#### THE TASK:
Identify each line below that contains the word "West", and copy it out.

Chart and figure data:
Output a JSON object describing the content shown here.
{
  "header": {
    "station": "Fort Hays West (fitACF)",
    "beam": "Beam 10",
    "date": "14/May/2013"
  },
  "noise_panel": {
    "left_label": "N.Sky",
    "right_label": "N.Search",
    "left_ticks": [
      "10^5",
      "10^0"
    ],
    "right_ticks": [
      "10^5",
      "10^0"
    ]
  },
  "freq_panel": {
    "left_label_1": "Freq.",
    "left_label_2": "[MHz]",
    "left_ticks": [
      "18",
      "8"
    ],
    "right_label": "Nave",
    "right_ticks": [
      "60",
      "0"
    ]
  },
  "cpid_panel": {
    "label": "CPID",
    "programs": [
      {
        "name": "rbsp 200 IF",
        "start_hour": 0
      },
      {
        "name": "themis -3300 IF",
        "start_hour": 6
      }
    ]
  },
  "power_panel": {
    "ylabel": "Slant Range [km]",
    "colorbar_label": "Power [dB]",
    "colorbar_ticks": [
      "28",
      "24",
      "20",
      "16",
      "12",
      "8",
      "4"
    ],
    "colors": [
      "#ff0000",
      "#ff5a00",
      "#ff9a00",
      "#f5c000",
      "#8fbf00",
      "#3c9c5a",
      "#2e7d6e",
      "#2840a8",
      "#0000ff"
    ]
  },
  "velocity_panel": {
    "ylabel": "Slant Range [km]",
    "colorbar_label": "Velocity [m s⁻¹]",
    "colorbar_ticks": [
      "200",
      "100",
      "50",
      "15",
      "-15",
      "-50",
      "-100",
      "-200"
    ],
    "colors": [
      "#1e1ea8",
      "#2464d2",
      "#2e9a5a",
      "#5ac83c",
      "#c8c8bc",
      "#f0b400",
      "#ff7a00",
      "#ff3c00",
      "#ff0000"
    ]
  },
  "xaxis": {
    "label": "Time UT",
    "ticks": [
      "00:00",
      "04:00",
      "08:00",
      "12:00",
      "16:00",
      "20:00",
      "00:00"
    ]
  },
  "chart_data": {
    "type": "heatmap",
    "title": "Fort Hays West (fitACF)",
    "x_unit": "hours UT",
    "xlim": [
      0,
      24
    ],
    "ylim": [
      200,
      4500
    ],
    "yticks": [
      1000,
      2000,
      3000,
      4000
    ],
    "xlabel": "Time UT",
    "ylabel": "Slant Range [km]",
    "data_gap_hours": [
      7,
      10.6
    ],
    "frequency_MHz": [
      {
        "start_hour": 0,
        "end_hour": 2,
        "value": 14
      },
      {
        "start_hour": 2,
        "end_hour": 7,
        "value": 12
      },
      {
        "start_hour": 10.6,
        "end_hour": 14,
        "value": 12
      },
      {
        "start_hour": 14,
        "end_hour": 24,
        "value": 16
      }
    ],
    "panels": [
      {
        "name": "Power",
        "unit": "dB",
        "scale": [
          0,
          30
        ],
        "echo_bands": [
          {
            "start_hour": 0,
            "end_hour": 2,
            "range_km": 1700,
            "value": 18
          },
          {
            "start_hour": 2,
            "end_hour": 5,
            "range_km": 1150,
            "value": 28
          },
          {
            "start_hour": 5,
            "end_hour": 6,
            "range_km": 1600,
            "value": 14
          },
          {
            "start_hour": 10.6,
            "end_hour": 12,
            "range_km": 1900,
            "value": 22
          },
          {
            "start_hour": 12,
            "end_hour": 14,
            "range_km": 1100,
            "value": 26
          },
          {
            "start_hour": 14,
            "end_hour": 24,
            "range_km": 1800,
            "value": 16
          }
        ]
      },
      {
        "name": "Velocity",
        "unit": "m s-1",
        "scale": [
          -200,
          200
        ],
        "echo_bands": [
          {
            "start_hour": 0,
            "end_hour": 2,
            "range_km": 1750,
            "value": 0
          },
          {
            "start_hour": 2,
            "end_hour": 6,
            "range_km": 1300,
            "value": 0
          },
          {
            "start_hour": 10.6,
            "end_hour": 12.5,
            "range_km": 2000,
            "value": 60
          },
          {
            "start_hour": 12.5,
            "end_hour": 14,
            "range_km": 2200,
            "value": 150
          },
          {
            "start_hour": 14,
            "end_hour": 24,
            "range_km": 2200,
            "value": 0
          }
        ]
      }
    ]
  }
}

#### FINAL ANSWER:
    "station": "Fort Hays West (fitACF)",
    "title": "Fort Hays West (fitACF)",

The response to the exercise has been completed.